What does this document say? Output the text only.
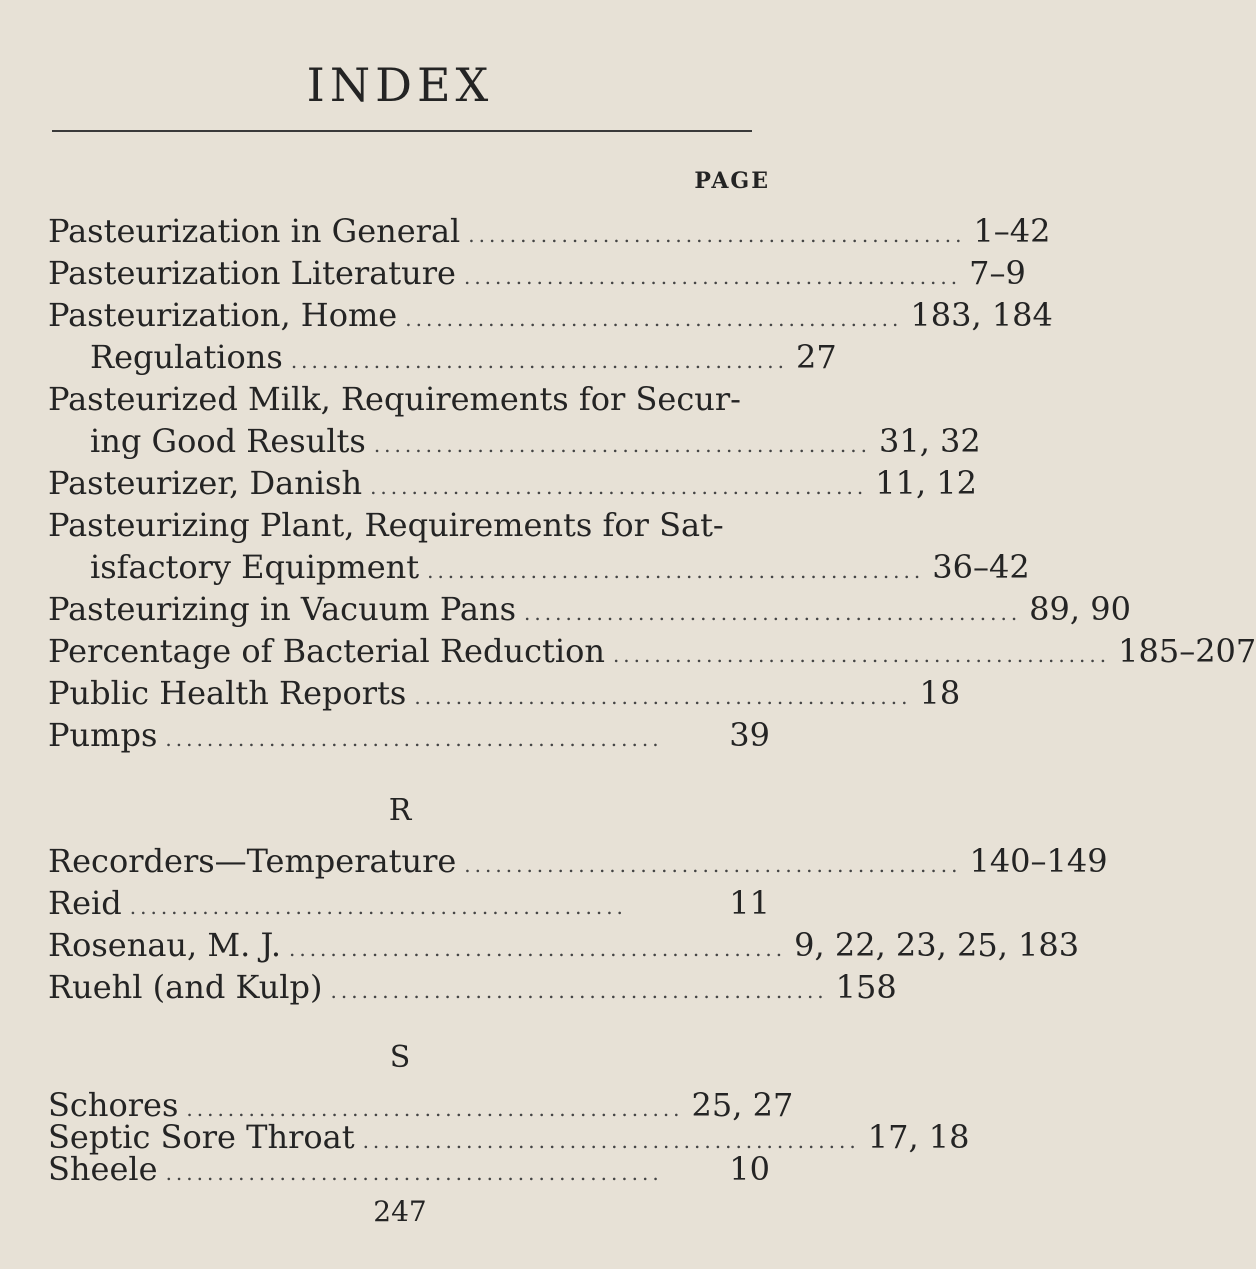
INDEX
PAGE
Pasteurization in General ................................................ 1–42
Pasteurization Literature ................................................ 7–9
Pasteurization, Home ................................................ 183, 184
Regulations ................................................ 27
Pasteurized Milk, Requirements for Secur-
ing Good Results ................................................ 31, 32
Pasteurizer, Danish ................................................ 11, 12
Pasteurizing Plant, Requirements for Sat-
isfactory Equipment ................................................ 36–42
Pasteurizing in Vacuum Pans ................................................ 89, 90
Percentage of Bacterial Reduction ................................................ 185–207
Public Health Reports ................................................ 18
Pumps ................................................	39
R
Recorders—Temperature ................................................ 140–149
Reid ................................................	11
Rosenau, M. J. ................................................ 9, 22, 23, 25, 183
Ruehl (and Kulp) ................................................ 158
S
Schores ................................................ 25, 27
Septic Sore Throat ................................................ 17, 18
Sheele ................................................	10
247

════════

> [What to do]: Word for word, restate every line of the listing, omitting the pictures.

> [Finished task]:
What does this document say? Output the text only.
INDEX
PAGE
Pasteurization in General ................................................ 1–42
Pasteurization Literature ................................................ 7–9
Pasteurization, Home ................................................ 183, 184
Regulations ................................................ 27
Pasteurized Milk, Requirements for Secur-
ing Good Results ................................................ 31, 32
Pasteurizer, Danish ................................................ 11, 12
Pasteurizing Plant, Requirements for Sat-
isfactory Equipment ................................................ 36–42
Pasteurizing in Vacuum Pans ................................................ 89, 90
Percentage of Bacterial Reduction ................................................ 185–207
Public Health Reports ................................................ 18
Pumps ................................................	39
R
Recorders—Temperature ................................................ 140–149
Reid ................................................	11
Rosenau, M. J. ................................................ 9, 22, 23, 25, 183
Ruehl (and Kulp) ................................................ 158
S
Schores ................................................ 25, 27
Septic Sore Throat ................................................ 17, 18
Sheele ................................................	10
247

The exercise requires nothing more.